Problem statement
Every entry must be echoed exactly.

Data records

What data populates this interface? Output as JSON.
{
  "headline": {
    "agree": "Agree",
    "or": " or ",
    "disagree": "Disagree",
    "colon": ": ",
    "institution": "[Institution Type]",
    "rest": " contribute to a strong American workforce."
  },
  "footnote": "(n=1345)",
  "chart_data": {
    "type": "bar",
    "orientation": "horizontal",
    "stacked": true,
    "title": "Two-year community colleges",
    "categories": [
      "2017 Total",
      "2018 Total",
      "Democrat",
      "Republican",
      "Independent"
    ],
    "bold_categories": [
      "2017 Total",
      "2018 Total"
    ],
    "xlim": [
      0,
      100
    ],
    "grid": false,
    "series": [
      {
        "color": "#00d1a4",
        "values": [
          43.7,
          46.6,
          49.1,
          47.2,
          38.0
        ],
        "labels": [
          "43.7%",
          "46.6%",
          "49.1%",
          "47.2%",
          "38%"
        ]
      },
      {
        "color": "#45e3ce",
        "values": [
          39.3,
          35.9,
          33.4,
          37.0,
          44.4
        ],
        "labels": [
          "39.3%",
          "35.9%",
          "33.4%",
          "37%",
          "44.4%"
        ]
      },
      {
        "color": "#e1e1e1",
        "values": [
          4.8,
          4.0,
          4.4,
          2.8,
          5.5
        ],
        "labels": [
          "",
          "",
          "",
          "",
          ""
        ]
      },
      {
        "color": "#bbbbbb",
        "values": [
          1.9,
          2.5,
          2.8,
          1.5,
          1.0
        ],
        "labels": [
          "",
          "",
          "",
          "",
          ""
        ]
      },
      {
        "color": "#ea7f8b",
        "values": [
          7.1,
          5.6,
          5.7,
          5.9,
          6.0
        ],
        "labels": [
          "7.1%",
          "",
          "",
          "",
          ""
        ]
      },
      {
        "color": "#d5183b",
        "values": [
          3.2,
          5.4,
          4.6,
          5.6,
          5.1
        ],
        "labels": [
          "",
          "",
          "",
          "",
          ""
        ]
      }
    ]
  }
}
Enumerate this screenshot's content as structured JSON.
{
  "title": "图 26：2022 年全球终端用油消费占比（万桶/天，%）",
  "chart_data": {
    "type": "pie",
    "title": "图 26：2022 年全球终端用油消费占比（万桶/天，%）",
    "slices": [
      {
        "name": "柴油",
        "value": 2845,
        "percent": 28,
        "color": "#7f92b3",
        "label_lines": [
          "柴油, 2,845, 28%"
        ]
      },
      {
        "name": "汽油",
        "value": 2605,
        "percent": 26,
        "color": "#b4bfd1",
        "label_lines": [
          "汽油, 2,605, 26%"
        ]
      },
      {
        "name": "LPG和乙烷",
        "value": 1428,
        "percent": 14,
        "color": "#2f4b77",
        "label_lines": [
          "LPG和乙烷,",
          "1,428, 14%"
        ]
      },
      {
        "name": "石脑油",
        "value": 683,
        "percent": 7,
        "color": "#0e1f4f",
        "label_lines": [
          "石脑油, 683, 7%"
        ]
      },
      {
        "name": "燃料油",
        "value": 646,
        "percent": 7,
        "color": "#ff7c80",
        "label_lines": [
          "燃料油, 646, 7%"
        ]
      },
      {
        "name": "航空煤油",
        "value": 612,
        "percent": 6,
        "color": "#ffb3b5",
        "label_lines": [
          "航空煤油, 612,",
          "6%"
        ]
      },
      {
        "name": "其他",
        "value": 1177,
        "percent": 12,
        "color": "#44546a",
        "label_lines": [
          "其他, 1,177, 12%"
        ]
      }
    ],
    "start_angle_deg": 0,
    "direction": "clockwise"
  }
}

Result
What data populates this interface? Output as JSON.
{
  "headline": {
    "agree": "Agree",
    "or": " or ",
    "disagree": "Disagree",
    "colon": ": ",
    "institution": "[Institution Type]",
    "rest": " contribute to a strong American workforce."
  },
  "footnote": "(n=1345)",
  "chart_data": {
    "type": "bar",
    "orientation": "horizontal",
    "stacked": true,
    "title": "Two-year community colleges",
    "categories": [
      "2017 Total",
      "2018 Total",
      "Democrat",
      "Republican",
      "Independent"
    ],
    "bold_categories": [
      "2017 Total",
      "2018 Total"
    ],
    "xlim": [
      0,
      100
    ],
    "grid": false,
    "series": [
      {
        "color": "#00d1a4",
        "values": [
          43.7,
          46.6,
          49.1,
          47.2,
          38.0
        ],
        "labels": [
          "43.7%",
          "46.6%",
          "49.1%",
          "47.2%",
          "38%"
        ]
      },
      {
        "color": "#45e3ce",
        "values": [
          39.3,
          35.9,
          33.4,
          37.0,
          44.4
        ],
        "labels": [
          "39.3%",
          "35.9%",
          "33.4%",
          "37%",
          "44.4%"
        ]
      },
      {
        "color": "#e1e1e1",
        "values": [
          4.8,
          4.0,
          4.4,
          2.8,
          5.5
        ],
        "labels": [
          "",
          "",
          "",
          "",
          ""
        ]
      },
      {
        "color": "#bbbbbb",
        "values": [
          1.9,
          2.5,
          2.8,
          1.5,
          1.0
        ],
        "labels": [
          "",
          "",
          "",
          "",
          ""
        ]
      },
      {
        "color": "#ea7f8b",
        "values": [
          7.1,
          5.6,
          5.7,
          5.9,
          6.0
        ],
        "labels": [
          "7.1%",
          "",
          "",
          "",
          ""
        ]
      },
      {
        "color": "#d5183b",
        "values": [
          3.2,
          5.4,
          4.6,
          5.6,
          5.1
        ],
        "labels": [
          "",
          "",
          "",
          "",
          ""
        ]
      }
    ]
  }
}
Enumerate this screenshot's content as structured JSON.
{
  "title": "图 26：2022 年全球终端用油消费占比（万桶/天，%）",
  "chart_data": {
    "type": "pie",
    "title": "图 26：2022 年全球终端用油消费占比（万桶/天，%）",
    "slices": [
      {
        "name": "柴油",
        "value": 2845,
        "percent": 28,
        "color": "#7f92b3",
        "label_lines": [
          "柴油, 2,845, 28%"
        ]
      },
      {
        "name": "汽油",
        "value": 2605,
        "percent": 26,
        "color": "#b4bfd1",
        "label_lines": [
          "汽油, 2,605, 26%"
        ]
      },
      {
        "name": "LPG和乙烷",
        "value": 1428,
        "percent": 14,
        "color": "#2f4b77",
        "label_lines": [
          "LPG和乙烷,",
          "1,428, 14%"
        ]
      },
      {
        "name": "石脑油",
        "value": 683,
        "percent": 7,
        "color": "#0e1f4f",
        "label_lines": [
          "石脑油, 683, 7%"
        ]
      },
      {
        "name": "燃料油",
        "value": 646,
        "percent": 7,
        "color": "#ff7c80",
        "label_lines": [
          "燃料油, 646, 7%"
        ]
      },
      {
        "name": "航空煤油",
        "value": 612,
        "percent": 6,
        "color": "#ffb3b5",
        "label_lines": [
          "航空煤油, 612,",
          "6%"
        ]
      },
      {
        "name": "其他",
        "value": 1177,
        "percent": 12,
        "color": "#44546a",
        "label_lines": [
          "其他, 1,177, 12%"
        ]
      }
    ],
    "start_angle_deg": 0,
    "direction": "clockwise"
  }
}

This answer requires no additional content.